Collected data:
.....
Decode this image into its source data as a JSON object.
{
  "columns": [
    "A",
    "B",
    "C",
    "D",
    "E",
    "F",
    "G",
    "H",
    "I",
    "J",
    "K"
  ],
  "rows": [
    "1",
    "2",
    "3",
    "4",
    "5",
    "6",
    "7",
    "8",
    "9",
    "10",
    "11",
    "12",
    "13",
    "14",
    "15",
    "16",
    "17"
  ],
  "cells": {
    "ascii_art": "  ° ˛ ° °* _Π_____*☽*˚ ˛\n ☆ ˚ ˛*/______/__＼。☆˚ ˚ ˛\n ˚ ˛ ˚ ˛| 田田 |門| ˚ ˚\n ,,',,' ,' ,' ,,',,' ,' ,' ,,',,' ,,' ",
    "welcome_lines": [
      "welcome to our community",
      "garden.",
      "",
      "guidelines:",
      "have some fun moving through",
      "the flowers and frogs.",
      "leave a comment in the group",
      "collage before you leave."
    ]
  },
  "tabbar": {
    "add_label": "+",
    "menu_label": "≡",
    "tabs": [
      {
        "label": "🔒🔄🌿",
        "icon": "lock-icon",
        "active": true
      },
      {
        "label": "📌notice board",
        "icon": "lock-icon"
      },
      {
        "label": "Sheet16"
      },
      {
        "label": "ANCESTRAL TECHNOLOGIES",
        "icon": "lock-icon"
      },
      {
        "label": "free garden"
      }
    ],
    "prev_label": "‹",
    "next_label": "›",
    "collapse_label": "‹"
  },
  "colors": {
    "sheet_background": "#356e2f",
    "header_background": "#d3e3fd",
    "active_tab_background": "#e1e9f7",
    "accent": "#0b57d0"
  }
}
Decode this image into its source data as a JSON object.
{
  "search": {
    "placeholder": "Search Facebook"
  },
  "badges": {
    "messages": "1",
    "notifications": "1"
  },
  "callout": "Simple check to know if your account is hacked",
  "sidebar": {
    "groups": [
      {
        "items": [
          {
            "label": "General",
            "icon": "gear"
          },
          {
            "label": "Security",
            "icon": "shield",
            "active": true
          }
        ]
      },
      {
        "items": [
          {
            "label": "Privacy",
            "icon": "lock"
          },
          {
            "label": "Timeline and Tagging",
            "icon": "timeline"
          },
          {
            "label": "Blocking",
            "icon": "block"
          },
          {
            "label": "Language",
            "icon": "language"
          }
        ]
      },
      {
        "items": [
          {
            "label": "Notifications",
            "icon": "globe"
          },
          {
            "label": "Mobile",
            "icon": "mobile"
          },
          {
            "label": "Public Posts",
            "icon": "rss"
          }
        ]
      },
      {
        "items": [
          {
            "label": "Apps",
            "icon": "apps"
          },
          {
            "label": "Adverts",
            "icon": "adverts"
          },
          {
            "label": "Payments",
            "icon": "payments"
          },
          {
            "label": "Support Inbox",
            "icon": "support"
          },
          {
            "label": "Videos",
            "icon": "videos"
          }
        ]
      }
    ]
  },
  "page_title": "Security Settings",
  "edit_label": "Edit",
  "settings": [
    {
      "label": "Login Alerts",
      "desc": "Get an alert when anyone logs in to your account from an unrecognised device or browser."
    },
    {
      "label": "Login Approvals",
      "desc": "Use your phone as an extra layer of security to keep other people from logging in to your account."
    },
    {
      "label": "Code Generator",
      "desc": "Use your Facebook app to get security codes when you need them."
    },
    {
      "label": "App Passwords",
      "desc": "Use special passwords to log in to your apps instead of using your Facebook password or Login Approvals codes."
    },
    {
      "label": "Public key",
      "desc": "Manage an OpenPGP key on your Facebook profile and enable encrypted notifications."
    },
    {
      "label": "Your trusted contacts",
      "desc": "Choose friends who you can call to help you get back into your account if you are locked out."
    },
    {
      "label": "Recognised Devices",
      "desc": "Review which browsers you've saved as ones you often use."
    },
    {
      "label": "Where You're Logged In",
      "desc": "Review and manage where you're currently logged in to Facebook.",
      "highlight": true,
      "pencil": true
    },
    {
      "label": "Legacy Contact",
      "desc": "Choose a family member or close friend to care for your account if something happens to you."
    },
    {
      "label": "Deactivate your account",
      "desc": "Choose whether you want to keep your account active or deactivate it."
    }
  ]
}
.....
# Task
From the listing above, return each line with the word "account".

# Final answer
  "callout": "Simple check to know if your account is hacked",
      "desc": "Get an alert when anyone logs in to your account from an unrecognised device or browser."
      "desc": "Use your phone as an extra layer of security to keep other people from logging in to your account."
      "desc": "Choose friends who you can call to help you get back into your account if you are locked out."
      "desc": "Choose a family member or close friend to care for your account if something happens to you."
      "label": "Deactivate your account",
      "desc": "Choose whether you want to keep your account active or deactivate it."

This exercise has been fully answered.